### WHAT THE TASK ASKS
Give, as a bare number, the count of lines that contain the word "งพระราชกำหนดการบร".

### STORED RECORDS
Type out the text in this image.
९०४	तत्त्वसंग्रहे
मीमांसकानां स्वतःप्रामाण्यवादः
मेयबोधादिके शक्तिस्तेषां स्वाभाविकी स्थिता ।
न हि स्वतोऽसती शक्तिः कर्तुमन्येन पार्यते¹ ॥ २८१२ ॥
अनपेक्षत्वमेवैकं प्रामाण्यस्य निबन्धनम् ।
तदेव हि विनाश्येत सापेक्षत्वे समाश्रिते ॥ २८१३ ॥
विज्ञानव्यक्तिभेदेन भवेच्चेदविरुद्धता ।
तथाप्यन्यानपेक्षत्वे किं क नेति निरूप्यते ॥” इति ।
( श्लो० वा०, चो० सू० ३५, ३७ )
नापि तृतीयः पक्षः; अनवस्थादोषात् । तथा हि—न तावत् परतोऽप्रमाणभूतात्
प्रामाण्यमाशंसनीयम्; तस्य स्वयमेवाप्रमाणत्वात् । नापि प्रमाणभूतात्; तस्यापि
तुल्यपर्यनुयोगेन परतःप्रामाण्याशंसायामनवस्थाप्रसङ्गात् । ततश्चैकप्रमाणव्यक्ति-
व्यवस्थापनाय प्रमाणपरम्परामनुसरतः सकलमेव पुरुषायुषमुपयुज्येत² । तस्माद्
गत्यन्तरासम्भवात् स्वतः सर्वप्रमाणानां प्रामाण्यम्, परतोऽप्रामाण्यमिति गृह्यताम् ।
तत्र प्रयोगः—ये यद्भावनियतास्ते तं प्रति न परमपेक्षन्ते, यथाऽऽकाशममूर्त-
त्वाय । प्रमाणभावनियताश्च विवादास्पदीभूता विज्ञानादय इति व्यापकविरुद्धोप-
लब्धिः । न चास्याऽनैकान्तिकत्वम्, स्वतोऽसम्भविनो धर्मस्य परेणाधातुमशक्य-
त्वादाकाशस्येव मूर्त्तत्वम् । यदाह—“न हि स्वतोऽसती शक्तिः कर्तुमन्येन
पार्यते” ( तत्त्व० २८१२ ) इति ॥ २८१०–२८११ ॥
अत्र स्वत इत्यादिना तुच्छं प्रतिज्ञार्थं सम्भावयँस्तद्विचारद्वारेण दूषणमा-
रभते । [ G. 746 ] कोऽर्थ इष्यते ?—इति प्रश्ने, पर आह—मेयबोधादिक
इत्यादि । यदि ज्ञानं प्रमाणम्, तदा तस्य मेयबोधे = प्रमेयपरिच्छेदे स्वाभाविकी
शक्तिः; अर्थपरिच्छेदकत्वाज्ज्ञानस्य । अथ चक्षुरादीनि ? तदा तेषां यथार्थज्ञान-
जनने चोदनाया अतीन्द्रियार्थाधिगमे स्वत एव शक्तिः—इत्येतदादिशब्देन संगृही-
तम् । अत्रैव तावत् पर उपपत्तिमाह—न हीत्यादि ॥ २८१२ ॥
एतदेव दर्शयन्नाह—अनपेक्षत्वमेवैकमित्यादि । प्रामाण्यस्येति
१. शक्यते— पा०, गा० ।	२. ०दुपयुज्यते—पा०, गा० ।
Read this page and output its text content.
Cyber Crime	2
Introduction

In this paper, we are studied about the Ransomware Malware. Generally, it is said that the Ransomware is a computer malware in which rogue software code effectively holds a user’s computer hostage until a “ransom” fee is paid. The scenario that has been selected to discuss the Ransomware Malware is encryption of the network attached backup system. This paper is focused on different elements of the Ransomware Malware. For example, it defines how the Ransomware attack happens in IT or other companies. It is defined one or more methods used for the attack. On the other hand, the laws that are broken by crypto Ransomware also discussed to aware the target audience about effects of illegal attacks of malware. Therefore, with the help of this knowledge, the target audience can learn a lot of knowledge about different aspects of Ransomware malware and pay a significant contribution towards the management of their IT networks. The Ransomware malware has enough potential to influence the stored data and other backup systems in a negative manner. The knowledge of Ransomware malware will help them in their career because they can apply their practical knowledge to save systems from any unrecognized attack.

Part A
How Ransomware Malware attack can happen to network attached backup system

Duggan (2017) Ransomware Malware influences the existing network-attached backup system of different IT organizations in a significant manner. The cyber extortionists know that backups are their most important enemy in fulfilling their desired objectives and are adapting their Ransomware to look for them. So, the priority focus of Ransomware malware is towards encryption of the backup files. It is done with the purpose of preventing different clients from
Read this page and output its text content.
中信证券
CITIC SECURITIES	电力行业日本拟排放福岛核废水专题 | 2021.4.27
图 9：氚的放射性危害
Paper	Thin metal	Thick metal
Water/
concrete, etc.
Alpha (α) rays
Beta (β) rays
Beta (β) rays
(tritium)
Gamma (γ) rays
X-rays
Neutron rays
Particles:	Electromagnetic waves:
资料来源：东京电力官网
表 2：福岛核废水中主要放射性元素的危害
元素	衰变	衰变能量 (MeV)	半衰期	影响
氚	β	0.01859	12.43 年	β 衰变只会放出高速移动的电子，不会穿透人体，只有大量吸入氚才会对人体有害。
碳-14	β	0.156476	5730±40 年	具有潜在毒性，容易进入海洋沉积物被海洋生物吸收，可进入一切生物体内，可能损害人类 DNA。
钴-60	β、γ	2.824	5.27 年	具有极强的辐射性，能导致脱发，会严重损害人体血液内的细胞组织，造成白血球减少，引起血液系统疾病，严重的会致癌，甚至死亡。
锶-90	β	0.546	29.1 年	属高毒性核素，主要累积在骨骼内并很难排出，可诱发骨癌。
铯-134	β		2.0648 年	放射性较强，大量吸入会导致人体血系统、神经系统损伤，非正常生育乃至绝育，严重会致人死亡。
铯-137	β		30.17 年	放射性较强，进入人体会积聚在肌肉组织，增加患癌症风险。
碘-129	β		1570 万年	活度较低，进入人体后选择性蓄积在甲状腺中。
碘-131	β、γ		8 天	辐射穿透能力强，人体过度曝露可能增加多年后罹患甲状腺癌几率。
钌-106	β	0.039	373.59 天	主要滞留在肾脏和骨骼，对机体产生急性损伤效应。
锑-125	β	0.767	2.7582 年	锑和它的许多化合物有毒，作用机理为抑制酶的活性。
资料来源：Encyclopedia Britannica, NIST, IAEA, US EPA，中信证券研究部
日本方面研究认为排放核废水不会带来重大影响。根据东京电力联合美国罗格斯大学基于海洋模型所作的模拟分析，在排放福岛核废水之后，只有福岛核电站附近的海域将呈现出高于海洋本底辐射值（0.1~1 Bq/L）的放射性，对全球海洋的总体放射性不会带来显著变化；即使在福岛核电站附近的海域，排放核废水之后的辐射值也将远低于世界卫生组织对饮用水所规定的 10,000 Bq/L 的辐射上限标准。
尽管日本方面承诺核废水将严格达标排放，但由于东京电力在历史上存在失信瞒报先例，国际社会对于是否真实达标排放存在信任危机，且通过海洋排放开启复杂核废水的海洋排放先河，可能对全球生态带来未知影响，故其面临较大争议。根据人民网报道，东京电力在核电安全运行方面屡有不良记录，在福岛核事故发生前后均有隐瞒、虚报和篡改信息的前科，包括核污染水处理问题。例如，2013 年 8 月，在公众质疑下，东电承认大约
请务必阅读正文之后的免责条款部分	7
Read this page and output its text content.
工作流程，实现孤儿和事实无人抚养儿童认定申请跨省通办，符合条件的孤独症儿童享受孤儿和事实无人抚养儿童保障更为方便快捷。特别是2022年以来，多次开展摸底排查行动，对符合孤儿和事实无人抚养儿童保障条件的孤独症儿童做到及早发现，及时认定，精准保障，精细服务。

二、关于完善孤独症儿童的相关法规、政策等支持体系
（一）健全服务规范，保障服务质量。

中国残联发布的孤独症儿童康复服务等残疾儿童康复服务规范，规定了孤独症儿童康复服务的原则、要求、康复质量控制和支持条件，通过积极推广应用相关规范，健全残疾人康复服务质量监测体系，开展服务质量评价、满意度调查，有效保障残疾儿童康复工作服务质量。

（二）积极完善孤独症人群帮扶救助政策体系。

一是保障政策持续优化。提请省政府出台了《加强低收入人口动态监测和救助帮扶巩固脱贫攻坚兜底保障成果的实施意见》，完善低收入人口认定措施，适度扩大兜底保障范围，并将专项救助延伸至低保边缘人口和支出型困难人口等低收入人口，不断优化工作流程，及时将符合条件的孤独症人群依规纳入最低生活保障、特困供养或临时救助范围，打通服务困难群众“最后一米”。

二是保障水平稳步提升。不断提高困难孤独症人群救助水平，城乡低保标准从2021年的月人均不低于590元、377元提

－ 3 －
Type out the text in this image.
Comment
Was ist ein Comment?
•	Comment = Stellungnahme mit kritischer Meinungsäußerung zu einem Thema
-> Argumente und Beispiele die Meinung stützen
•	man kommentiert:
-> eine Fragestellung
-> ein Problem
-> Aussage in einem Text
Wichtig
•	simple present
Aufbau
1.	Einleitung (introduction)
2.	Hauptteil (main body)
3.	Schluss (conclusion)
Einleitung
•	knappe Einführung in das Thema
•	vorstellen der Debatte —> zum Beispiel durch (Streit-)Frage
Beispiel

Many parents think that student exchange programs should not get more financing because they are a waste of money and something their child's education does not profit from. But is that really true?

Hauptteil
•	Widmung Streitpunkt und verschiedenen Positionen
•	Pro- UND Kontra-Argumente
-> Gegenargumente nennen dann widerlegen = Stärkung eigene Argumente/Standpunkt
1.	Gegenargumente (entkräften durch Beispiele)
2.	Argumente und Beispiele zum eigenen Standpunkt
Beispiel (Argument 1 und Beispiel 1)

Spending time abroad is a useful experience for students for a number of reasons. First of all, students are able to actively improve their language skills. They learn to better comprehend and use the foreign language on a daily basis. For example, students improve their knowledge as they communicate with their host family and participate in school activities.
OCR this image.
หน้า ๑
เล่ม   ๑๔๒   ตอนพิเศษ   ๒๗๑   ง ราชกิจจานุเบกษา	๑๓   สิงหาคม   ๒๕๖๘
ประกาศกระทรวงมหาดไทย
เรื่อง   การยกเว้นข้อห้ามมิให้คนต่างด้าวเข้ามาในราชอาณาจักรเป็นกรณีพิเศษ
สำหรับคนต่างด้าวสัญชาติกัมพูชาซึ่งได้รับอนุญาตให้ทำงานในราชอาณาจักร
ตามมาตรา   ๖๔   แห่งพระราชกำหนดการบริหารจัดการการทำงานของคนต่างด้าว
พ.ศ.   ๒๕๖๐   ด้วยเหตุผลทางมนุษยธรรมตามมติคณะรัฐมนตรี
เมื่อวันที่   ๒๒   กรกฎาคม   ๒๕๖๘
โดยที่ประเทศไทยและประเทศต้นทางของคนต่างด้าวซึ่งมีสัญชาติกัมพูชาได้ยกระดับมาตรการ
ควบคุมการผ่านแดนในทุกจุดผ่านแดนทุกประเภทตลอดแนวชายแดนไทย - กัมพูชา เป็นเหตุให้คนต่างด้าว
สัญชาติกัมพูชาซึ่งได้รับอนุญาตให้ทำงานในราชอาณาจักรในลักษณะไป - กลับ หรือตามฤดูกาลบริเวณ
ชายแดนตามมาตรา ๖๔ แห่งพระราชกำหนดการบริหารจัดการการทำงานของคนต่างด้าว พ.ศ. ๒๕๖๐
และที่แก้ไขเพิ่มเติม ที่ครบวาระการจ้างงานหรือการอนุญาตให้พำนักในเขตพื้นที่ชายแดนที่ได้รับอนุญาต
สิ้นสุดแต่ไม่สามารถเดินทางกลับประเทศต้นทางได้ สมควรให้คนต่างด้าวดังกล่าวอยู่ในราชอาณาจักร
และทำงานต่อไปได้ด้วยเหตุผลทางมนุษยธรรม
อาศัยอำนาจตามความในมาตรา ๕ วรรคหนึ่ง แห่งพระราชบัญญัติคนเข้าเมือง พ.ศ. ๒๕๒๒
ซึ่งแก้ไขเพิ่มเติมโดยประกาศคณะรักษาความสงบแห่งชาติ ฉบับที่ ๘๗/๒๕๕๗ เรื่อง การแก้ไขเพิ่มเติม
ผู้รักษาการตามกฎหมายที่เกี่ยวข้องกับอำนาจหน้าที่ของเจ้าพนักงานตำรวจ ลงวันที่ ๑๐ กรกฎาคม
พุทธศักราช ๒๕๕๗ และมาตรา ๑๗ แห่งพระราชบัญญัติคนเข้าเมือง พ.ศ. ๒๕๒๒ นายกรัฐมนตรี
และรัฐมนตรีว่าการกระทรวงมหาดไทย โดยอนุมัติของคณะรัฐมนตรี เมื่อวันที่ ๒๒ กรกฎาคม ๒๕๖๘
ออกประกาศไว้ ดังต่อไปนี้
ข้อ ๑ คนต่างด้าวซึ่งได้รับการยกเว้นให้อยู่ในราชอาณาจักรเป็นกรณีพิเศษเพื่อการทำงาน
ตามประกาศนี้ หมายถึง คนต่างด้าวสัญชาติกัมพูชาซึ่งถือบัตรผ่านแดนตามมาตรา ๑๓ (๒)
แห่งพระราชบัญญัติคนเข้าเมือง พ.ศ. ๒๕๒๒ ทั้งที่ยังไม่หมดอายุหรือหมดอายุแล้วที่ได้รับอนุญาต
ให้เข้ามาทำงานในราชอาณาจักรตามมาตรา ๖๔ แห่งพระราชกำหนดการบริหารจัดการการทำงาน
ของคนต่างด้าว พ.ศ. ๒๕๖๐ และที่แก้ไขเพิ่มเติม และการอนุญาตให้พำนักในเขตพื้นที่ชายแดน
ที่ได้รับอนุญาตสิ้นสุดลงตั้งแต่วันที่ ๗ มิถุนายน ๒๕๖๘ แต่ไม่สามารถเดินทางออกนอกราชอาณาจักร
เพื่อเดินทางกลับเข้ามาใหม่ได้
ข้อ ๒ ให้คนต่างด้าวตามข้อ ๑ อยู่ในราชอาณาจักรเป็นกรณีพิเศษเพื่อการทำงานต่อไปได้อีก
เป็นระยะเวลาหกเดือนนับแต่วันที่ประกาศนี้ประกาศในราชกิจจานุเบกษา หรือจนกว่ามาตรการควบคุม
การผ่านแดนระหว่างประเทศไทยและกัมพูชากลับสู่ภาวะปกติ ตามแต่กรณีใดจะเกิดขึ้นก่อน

### THE RESULT
3